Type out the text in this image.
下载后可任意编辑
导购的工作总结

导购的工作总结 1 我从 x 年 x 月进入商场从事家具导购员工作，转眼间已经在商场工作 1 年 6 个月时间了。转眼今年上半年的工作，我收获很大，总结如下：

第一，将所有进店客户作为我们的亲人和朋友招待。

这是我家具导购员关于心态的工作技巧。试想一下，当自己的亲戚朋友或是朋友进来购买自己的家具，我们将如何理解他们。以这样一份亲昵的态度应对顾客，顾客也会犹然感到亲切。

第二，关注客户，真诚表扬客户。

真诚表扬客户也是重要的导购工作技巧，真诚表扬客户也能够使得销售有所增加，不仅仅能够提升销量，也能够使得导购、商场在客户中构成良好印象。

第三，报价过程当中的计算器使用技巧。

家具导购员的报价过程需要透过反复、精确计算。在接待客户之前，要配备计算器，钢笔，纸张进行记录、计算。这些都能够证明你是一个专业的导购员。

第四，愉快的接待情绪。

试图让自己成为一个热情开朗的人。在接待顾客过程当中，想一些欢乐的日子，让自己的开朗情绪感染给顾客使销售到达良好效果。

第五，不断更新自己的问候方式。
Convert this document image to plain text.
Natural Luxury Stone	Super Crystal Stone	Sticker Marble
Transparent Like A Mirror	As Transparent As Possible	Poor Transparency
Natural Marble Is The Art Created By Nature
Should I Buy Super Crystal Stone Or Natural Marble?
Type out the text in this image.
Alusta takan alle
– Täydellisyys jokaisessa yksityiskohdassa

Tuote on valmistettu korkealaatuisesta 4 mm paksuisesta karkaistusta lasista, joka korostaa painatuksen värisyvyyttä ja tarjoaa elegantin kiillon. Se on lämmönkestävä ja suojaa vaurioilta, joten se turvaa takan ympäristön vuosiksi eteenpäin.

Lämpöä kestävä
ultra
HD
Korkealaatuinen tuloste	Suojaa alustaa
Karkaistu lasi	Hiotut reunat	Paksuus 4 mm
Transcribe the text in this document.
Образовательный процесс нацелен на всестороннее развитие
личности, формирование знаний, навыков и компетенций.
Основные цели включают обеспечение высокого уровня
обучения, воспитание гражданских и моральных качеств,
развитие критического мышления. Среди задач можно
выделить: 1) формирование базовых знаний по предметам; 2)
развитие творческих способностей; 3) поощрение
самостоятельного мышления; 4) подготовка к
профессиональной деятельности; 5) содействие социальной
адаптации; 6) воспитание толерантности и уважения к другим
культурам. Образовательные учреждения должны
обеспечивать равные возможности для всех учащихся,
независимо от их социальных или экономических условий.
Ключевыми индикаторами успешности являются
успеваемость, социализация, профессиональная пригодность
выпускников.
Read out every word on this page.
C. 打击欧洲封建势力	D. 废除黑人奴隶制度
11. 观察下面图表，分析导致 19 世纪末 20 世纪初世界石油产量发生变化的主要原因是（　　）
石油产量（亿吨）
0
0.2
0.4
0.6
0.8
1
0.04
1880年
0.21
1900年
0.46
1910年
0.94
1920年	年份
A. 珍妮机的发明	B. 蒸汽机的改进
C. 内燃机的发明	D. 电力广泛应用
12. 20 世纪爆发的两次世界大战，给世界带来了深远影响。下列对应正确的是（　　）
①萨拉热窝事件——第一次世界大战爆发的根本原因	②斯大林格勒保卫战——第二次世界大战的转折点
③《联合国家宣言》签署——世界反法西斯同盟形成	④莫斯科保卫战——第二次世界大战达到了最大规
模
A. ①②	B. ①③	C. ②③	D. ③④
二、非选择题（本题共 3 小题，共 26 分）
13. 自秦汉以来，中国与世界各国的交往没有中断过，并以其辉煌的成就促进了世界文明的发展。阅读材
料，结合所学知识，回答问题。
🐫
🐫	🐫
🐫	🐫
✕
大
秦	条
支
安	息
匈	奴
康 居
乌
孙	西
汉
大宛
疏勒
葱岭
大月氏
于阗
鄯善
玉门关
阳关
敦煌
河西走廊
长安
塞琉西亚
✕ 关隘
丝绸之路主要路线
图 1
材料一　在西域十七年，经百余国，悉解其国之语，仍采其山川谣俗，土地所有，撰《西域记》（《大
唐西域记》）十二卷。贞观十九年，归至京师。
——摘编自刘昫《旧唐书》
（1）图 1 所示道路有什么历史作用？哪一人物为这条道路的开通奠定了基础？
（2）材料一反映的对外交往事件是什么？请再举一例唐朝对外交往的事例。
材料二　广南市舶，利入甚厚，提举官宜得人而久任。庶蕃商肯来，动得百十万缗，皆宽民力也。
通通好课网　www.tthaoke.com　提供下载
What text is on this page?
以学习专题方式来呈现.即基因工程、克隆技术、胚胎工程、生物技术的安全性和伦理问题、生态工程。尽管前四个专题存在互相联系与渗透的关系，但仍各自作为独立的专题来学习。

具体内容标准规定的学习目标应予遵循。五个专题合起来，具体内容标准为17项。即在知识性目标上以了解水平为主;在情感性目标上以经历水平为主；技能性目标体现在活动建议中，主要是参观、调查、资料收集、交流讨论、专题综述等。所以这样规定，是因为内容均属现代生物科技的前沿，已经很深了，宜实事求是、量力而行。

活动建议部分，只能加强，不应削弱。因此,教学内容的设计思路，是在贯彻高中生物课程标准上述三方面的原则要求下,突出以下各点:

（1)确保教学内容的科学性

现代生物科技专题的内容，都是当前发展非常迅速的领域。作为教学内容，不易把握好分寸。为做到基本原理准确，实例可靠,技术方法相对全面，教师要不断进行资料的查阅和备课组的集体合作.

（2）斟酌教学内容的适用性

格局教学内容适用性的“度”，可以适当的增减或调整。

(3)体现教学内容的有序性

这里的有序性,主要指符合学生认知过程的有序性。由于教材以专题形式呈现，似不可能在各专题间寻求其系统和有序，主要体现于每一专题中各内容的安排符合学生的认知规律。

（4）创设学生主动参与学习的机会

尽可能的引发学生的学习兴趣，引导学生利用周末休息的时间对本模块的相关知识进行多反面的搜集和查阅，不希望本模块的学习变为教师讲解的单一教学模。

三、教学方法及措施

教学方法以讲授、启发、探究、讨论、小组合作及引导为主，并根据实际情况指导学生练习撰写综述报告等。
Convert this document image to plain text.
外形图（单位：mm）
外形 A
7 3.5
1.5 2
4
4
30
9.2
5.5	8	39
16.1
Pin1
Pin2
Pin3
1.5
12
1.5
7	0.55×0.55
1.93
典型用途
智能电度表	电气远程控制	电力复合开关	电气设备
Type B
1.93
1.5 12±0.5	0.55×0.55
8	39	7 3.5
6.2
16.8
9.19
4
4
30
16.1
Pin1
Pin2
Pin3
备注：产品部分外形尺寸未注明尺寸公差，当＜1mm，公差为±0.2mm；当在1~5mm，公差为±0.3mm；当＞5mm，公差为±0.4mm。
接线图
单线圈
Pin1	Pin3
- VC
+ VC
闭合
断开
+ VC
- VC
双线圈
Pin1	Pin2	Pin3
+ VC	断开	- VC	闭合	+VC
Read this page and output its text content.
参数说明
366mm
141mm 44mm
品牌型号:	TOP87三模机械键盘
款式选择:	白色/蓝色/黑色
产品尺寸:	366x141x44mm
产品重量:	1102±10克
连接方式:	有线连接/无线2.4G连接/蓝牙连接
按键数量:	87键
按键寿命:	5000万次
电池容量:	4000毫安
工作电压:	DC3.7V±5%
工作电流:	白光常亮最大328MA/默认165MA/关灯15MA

Set problem:
Exactly reproduce all of the entries.

The completed task:
Type out the text in this image.
下载后可任意编辑
导购的工作总结

导购的工作总结 1 我从 x 年 x 月进入商场从事家具导购员工作，转眼间已经在商场工作 1 年 6 个月时间了。转眼今年上半年的工作，我收获很大，总结如下：

第一，将所有进店客户作为我们的亲人和朋友招待。

这是我家具导购员关于心态的工作技巧。试想一下，当自己的亲戚朋友或是朋友进来购买自己的家具，我们将如何理解他们。以这样一份亲昵的态度应对顾客，顾客也会犹然感到亲切。

第二，关注客户，真诚表扬客户。

真诚表扬客户也是重要的导购工作技巧，真诚表扬客户也能够使得销售有所增加，不仅仅能够提升销量，也能够使得导购、商场在客户中构成良好印象。

第三，报价过程当中的计算器使用技巧。

家具导购员的报价过程需要透过反复、精确计算。在接待客户之前，要配备计算器，钢笔，纸张进行记录、计算。这些都能够证明你是一个专业的导购员。

第四，愉快的接待情绪。

试图让自己成为一个热情开朗的人。在接待顾客过程当中，想一些欢乐的日子，让自己的开朗情绪感染给顾客使销售到达良好效果。

第五，不断更新自己的问候方式。
Convert this document image to plain text.
Natural Luxury Stone	Super Crystal Stone	Sticker Marble
Transparent Like A Mirror	As Transparent As Possible	Poor Transparency
Natural Marble Is The Art Created By Nature
Should I Buy Super Crystal Stone Or Natural Marble?
Type out the text in this image.
Alusta takan alle
– Täydellisyys jokaisessa yksityiskohdassa

Tuote on valmistettu korkealaatuisesta 4 mm paksuisesta karkaistusta lasista, joka korostaa painatuksen värisyvyyttä ja tarjoaa elegantin kiillon. Se on lämmönkestävä ja suojaa vaurioilta, joten se turvaa takan ympäristön vuosiksi eteenpäin.

Lämpöä kestävä
ultra
HD
Korkealaatuinen tuloste	Suojaa alustaa
Karkaistu lasi	Hiotut reunat	Paksuus 4 mm
Transcribe the text in this document.
Образовательный процесс нацелен на всестороннее развитие
личности, формирование знаний, навыков и компетенций.
Основные цели включают обеспечение высокого уровня
обучения, воспитание гражданских и моральных качеств,
развитие критического мышления. Среди задач можно
выделить: 1) формирование базовых знаний по предметам; 2)
развитие творческих способностей; 3) поощрение
самостоятельного мышления; 4) подготовка к
профессиональной деятельности; 5) содействие социальной
адаптации; 6) воспитание толерантности и уважения к другим
культурам. Образовательные учреждения должны
обеспечивать равные возможности для всех учащихся,
независимо от их социальных или экономических условий.
Ключевыми индикаторами успешности являются
успеваемость, социализация, профессиональная пригодность
выпускников.
Read out every word on this page.
C. 打击欧洲封建势力	D. 废除黑人奴隶制度
11. 观察下面图表，分析导致 19 世纪末 20 世纪初世界石油产量发生变化的主要原因是（　　）
石油产量（亿吨）
0
0.2
0.4
0.6
0.8
1
0.04
1880年
0.21
1900年
0.46
1910年
0.94
1920年	年份
A. 珍妮机的发明	B. 蒸汽机的改进
C. 内燃机的发明	D. 电力广泛应用
12. 20 世纪爆发的两次世界大战，给世界带来了深远影响。下列对应正确的是（　　）
①萨拉热窝事件——第一次世界大战爆发的根本原因	②斯大林格勒保卫战——第二次世界大战的转折点
③《联合国家宣言》签署——世界反法西斯同盟形成	④莫斯科保卫战——第二次世界大战达到了最大规
模
A. ①②	B. ①③	C. ②③	D. ③④
二、非选择题（本题共 3 小题，共 26 分）
13. 自秦汉以来，中国与世界各国的交往没有中断过，并以其辉煌的成就促进了世界文明的发展。阅读材
料，结合所学知识，回答问题。
🐫
🐫	🐫
🐫	🐫
✕
大
秦	条
支
安	息
匈	奴
康 居
乌
孙	西
汉
大宛
疏勒
葱岭
大月氏
于阗
鄯善
玉门关
阳关
敦煌
河西走廊
长安
塞琉西亚
✕ 关隘
丝绸之路主要路线
图 1
材料一　在西域十七年，经百余国，悉解其国之语，仍采其山川谣俗，土地所有，撰《西域记》（《大
唐西域记》）十二卷。贞观十九年，归至京师。
——摘编自刘昫《旧唐书》
（1）图 1 所示道路有什么历史作用？哪一人物为这条道路的开通奠定了基础？
（2）材料一反映的对外交往事件是什么？请再举一例唐朝对外交往的事例。
材料二　广南市舶，利入甚厚，提举官宜得人而久任。庶蕃商肯来，动得百十万缗，皆宽民力也。
通通好课网　www.tthaoke.com　提供下载
What text is on this page?
以学习专题方式来呈现.即基因工程、克隆技术、胚胎工程、生物技术的安全性和伦理问题、生态工程。尽管前四个专题存在互相联系与渗透的关系，但仍各自作为独立的专题来学习。

具体内容标准规定的学习目标应予遵循。五个专题合起来，具体内容标准为17项。即在知识性目标上以了解水平为主;在情感性目标上以经历水平为主；技能性目标体现在活动建议中，主要是参观、调查、资料收集、交流讨论、专题综述等。所以这样规定，是因为内容均属现代生物科技的前沿，已经很深了，宜实事求是、量力而行。

活动建议部分，只能加强，不应削弱。因此,教学内容的设计思路，是在贯彻高中生物课程标准上述三方面的原则要求下,突出以下各点:

（1)确保教学内容的科学性

现代生物科技专题的内容，都是当前发展非常迅速的领域。作为教学内容，不易把握好分寸。为做到基本原理准确，实例可靠,技术方法相对全面，教师要不断进行资料的查阅和备课组的集体合作.

（2）斟酌教学内容的适用性

格局教学内容适用性的“度”，可以适当的增减或调整。

(3)体现教学内容的有序性

这里的有序性,主要指符合学生认知过程的有序性。由于教材以专题形式呈现，似不可能在各专题间寻求其系统和有序，主要体现于每一专题中各内容的安排符合学生的认知规律。

（4）创设学生主动参与学习的机会

尽可能的引发学生的学习兴趣，引导学生利用周末休息的时间对本模块的相关知识进行多反面的搜集和查阅，不希望本模块的学习变为教师讲解的单一教学模。

三、教学方法及措施

教学方法以讲授、启发、探究、讨论、小组合作及引导为主，并根据实际情况指导学生练习撰写综述报告等。
Convert this document image to plain text.
外形图（单位：mm）
外形 A
7 3.5
1.5 2
4
4
30
9.2
5.5	8	39
16.1
Pin1
Pin2
Pin3
1.5
12
1.5
7	0.55×0.55
1.93
典型用途
智能电度表	电气远程控制	电力复合开关	电气设备
Type B
1.93
1.5 12±0.5	0.55×0.55
8	39	7 3.5
6.2
16.8
9.19
4
4
30
16.1
Pin1
Pin2
Pin3
备注：产品部分外形尺寸未注明尺寸公差，当＜1mm，公差为±0.2mm；当在1~5mm，公差为±0.3mm；当＞5mm，公差为±0.4mm。
接线图
单线圈
Pin1	Pin3
- VC
+ VC
闭合
断开
+ VC
- VC
双线圈
Pin1	Pin2	Pin3
+ VC	断开	- VC	闭合	+VC
Read this page and output its text content.
参数说明
366mm
141mm 44mm
品牌型号:	TOP87三模机械键盘
款式选择:	白色/蓝色/黑色
产品尺寸:	366x141x44mm
产品重量:	1102±10克
连接方式:	有线连接/无线2.4G连接/蓝牙连接
按键数量:	87键
按键寿命:	5000万次
电池容量:	4000毫安
工作电压:	DC3.7V±5%
工作电流:	白光常亮最大328MA/默认165MA/关灯15MA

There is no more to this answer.